• _Task details_: The entries that follow should be written out exactly.

## Begin Extracted information

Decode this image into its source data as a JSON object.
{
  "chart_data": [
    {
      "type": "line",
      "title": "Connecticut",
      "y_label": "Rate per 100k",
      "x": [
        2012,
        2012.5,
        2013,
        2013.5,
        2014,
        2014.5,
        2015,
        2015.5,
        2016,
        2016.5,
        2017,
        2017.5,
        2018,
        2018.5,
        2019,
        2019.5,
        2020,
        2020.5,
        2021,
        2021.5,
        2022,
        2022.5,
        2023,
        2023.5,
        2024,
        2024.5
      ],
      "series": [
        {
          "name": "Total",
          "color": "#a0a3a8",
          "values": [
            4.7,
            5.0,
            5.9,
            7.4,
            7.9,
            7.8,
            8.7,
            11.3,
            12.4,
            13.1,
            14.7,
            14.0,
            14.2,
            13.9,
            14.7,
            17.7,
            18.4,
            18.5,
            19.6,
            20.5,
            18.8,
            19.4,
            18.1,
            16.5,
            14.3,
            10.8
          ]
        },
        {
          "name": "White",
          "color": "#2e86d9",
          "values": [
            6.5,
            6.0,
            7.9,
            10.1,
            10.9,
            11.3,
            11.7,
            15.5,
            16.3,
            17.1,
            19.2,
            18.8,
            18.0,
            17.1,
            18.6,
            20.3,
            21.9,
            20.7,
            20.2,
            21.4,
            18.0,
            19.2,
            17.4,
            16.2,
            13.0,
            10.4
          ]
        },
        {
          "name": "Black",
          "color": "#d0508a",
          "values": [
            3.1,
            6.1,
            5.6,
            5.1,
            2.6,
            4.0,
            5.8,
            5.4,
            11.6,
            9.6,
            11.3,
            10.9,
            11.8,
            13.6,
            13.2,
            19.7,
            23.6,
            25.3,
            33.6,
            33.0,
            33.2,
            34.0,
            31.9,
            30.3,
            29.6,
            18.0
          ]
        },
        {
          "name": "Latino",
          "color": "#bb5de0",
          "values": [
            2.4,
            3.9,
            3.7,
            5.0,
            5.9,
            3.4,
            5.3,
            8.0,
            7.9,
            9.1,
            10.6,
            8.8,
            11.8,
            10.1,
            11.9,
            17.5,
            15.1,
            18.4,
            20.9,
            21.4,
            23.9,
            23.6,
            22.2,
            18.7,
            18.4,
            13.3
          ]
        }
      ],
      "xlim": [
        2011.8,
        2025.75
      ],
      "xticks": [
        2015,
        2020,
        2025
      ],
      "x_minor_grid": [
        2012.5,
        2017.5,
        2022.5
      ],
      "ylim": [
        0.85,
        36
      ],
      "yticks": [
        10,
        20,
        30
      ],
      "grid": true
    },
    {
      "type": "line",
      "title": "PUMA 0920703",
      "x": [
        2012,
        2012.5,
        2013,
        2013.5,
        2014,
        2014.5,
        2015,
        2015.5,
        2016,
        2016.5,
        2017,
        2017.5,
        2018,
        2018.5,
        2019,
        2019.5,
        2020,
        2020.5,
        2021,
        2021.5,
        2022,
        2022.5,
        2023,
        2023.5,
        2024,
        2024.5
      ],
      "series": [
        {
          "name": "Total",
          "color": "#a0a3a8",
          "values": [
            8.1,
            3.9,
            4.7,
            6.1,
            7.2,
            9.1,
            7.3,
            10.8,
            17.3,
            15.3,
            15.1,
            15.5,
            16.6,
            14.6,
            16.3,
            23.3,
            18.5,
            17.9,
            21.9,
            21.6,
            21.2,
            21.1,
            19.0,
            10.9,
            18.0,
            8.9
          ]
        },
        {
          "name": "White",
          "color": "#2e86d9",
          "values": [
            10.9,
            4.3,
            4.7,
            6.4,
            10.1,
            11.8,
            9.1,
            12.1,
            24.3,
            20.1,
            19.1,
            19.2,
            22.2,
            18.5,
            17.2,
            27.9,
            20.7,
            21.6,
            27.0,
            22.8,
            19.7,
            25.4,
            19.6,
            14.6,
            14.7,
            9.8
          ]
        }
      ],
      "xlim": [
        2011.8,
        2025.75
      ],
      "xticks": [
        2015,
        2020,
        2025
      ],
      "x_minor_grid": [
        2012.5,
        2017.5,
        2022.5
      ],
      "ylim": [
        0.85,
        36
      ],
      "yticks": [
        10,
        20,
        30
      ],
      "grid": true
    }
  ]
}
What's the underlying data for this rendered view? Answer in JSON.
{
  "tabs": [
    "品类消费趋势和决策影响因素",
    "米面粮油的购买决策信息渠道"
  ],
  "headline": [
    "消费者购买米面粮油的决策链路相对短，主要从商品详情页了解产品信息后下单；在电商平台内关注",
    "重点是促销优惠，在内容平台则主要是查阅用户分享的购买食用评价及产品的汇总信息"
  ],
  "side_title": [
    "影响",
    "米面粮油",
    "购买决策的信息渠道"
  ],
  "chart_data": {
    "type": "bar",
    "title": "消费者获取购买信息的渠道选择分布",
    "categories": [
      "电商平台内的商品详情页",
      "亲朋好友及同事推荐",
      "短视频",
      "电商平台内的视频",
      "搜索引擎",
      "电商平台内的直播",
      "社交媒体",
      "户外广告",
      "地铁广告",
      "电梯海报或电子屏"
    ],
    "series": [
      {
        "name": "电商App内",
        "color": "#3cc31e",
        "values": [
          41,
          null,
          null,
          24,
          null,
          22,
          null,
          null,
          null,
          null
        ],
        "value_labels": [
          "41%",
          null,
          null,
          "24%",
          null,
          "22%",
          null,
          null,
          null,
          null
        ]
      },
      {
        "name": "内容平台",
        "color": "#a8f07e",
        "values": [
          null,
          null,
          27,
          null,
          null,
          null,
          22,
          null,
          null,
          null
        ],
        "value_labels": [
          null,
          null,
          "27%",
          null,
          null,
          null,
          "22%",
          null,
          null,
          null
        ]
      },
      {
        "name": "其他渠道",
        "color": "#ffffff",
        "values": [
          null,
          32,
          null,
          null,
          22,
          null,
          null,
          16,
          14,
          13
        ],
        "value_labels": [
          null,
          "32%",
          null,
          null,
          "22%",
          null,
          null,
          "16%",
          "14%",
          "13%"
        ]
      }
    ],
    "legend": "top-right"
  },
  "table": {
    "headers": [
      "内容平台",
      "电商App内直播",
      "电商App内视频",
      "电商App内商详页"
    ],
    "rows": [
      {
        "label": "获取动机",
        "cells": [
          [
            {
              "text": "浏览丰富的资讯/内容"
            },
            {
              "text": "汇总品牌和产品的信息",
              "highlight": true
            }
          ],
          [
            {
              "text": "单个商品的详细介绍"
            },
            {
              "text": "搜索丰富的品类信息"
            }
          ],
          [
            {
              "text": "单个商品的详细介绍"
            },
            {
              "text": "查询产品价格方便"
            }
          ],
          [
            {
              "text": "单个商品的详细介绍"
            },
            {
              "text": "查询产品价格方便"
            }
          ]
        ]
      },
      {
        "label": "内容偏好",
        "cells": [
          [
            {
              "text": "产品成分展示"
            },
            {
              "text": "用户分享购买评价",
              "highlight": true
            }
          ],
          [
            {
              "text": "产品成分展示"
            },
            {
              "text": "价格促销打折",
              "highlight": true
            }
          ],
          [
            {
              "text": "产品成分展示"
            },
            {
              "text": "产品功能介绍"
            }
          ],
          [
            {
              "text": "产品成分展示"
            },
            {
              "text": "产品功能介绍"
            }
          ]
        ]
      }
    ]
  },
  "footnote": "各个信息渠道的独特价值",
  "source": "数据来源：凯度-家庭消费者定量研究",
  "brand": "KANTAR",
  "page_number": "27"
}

## End Extracted information

• _Problem solution_:
Decode this image into its source data as a JSON object.
{
  "chart_data": [
    {
      "type": "line",
      "title": "Connecticut",
      "y_label": "Rate per 100k",
      "x": [
        2012,
        2012.5,
        2013,
        2013.5,
        2014,
        2014.5,
        2015,
        2015.5,
        2016,
        2016.5,
        2017,
        2017.5,
        2018,
        2018.5,
        2019,
        2019.5,
        2020,
        2020.5,
        2021,
        2021.5,
        2022,
        2022.5,
        2023,
        2023.5,
        2024,
        2024.5
      ],
      "series": [
        {
          "name": "Total",
          "color": "#a0a3a8",
          "values": [
            4.7,
            5.0,
            5.9,
            7.4,
            7.9,
            7.8,
            8.7,
            11.3,
            12.4,
            13.1,
            14.7,
            14.0,
            14.2,
            13.9,
            14.7,
            17.7,
            18.4,
            18.5,
            19.6,
            20.5,
            18.8,
            19.4,
            18.1,
            16.5,
            14.3,
            10.8
          ]
        },
        {
          "name": "White",
          "color": "#2e86d9",
          "values": [
            6.5,
            6.0,
            7.9,
            10.1,
            10.9,
            11.3,
            11.7,
            15.5,
            16.3,
            17.1,
            19.2,
            18.8,
            18.0,
            17.1,
            18.6,
            20.3,
            21.9,
            20.7,
            20.2,
            21.4,
            18.0,
            19.2,
            17.4,
            16.2,
            13.0,
            10.4
          ]
        },
        {
          "name": "Black",
          "color": "#d0508a",
          "values": [
            3.1,
            6.1,
            5.6,
            5.1,
            2.6,
            4.0,
            5.8,
            5.4,
            11.6,
            9.6,
            11.3,
            10.9,
            11.8,
            13.6,
            13.2,
            19.7,
            23.6,
            25.3,
            33.6,
            33.0,
            33.2,
            34.0,
            31.9,
            30.3,
            29.6,
            18.0
          ]
        },
        {
          "name": "Latino",
          "color": "#bb5de0",
          "values": [
            2.4,
            3.9,
            3.7,
            5.0,
            5.9,
            3.4,
            5.3,
            8.0,
            7.9,
            9.1,
            10.6,
            8.8,
            11.8,
            10.1,
            11.9,
            17.5,
            15.1,
            18.4,
            20.9,
            21.4,
            23.9,
            23.6,
            22.2,
            18.7,
            18.4,
            13.3
          ]
        }
      ],
      "xlim": [
        2011.8,
        2025.75
      ],
      "xticks": [
        2015,
        2020,
        2025
      ],
      "x_minor_grid": [
        2012.5,
        2017.5,
        2022.5
      ],
      "ylim": [
        0.85,
        36
      ],
      "yticks": [
        10,
        20,
        30
      ],
      "grid": true
    },
    {
      "type": "line",
      "title": "PUMA 0920703",
      "x": [
        2012,
        2012.5,
        2013,
        2013.5,
        2014,
        2014.5,
        2015,
        2015.5,
        2016,
        2016.5,
        2017,
        2017.5,
        2018,
        2018.5,
        2019,
        2019.5,
        2020,
        2020.5,
        2021,
        2021.5,
        2022,
        2022.5,
        2023,
        2023.5,
        2024,
        2024.5
      ],
      "series": [
        {
          "name": "Total",
          "color": "#a0a3a8",
          "values": [
            8.1,
            3.9,
            4.7,
            6.1,
            7.2,
            9.1,
            7.3,
            10.8,
            17.3,
            15.3,
            15.1,
            15.5,
            16.6,
            14.6,
            16.3,
            23.3,
            18.5,
            17.9,
            21.9,
            21.6,
            21.2,
            21.1,
            19.0,
            10.9,
            18.0,
            8.9
          ]
        },
        {
          "name": "White",
          "color": "#2e86d9",
          "values": [
            10.9,
            4.3,
            4.7,
            6.4,
            10.1,
            11.8,
            9.1,
            12.1,
            24.3,
            20.1,
            19.1,
            19.2,
            22.2,
            18.5,
            17.2,
            27.9,
            20.7,
            21.6,
            27.0,
            22.8,
            19.7,
            25.4,
            19.6,
            14.6,
            14.7,
            9.8
          ]
        }
      ],
      "xlim": [
        2011.8,
        2025.75
      ],
      "xticks": [
        2015,
        2020,
        2025
      ],
      "x_minor_grid": [
        2012.5,
        2017.5,
        2022.5
      ],
      "ylim": [
        0.85,
        36
      ],
      "yticks": [
        10,
        20,
        30
      ],
      "grid": true
    }
  ]
}
What's the underlying data for this rendered view? Answer in JSON.
{
  "tabs": [
    "品类消费趋势和决策影响因素",
    "米面粮油的购买决策信息渠道"
  ],
  "headline": [
    "消费者购买米面粮油的决策链路相对短，主要从商品详情页了解产品信息后下单；在电商平台内关注",
    "重点是促销优惠，在内容平台则主要是查阅用户分享的购买食用评价及产品的汇总信息"
  ],
  "side_title": [
    "影响",
    "米面粮油",
    "购买决策的信息渠道"
  ],
  "chart_data": {
    "type": "bar",
    "title": "消费者获取购买信息的渠道选择分布",
    "categories": [
      "电商平台内的商品详情页",
      "亲朋好友及同事推荐",
      "短视频",
      "电商平台内的视频",
      "搜索引擎",
      "电商平台内的直播",
      "社交媒体",
      "户外广告",
      "地铁广告",
      "电梯海报或电子屏"
    ],
    "series": [
      {
        "name": "电商App内",
        "color": "#3cc31e",
        "values": [
          41,
          null,
          null,
          24,
          null,
          22,
          null,
          null,
          null,
          null
        ],
        "value_labels": [
          "41%",
          null,
          null,
          "24%",
          null,
          "22%",
          null,
          null,
          null,
          null
        ]
      },
      {
        "name": "内容平台",
        "color": "#a8f07e",
        "values": [
          null,
          null,
          27,
          null,
          null,
          null,
          22,
          null,
          null,
          null
        ],
        "value_labels": [
          null,
          null,
          "27%",
          null,
          null,
          null,
          "22%",
          null,
          null,
          null
        ]
      },
      {
        "name": "其他渠道",
        "color": "#ffffff",
        "values": [
          null,
          32,
          null,
          null,
          22,
          null,
          null,
          16,
          14,
          13
        ],
        "value_labels": [
          null,
          "32%",
          null,
          null,
          "22%",
          null,
          null,
          "16%",
          "14%",
          "13%"
        ]
      }
    ],
    "legend": "top-right"
  },
  "table": {
    "headers": [
      "内容平台",
      "电商App内直播",
      "电商App内视频",
      "电商App内商详页"
    ],
    "rows": [
      {
        "label": "获取动机",
        "cells": [
          [
            {
              "text": "浏览丰富的资讯/内容"
            },
            {
              "text": "汇总品牌和产品的信息",
              "highlight": true
            }
          ],
          [
            {
              "text": "单个商品的详细介绍"
            },
            {
              "text": "搜索丰富的品类信息"
            }
          ],
          [
            {
              "text": "单个商品的详细介绍"
            },
            {
              "text": "查询产品价格方便"
            }
          ],
          [
            {
              "text": "单个商品的详细介绍"
            },
            {
              "text": "查询产品价格方便"
            }
          ]
        ]
      },
      {
        "label": "内容偏好",
        "cells": [
          [
            {
              "text": "产品成分展示"
            },
            {
              "text": "用户分享购买评价",
              "highlight": true
            }
          ],
          [
            {
              "text": "产品成分展示"
            },
            {
              "text": "价格促销打折",
              "highlight": true
            }
          ],
          [
            {
              "text": "产品成分展示"
            },
            {
              "text": "产品功能介绍"
            }
          ],
          [
            {
              "text": "产品成分展示"
            },
            {
              "text": "产品功能介绍"
            }
          ]
        ]
      }
    ]
  },
  "footnote": "各个信息渠道的独特价值",
  "source": "数据来源：凯度-家庭消费者定量研究",
  "brand": "KANTAR",
  "page_number": "27"
}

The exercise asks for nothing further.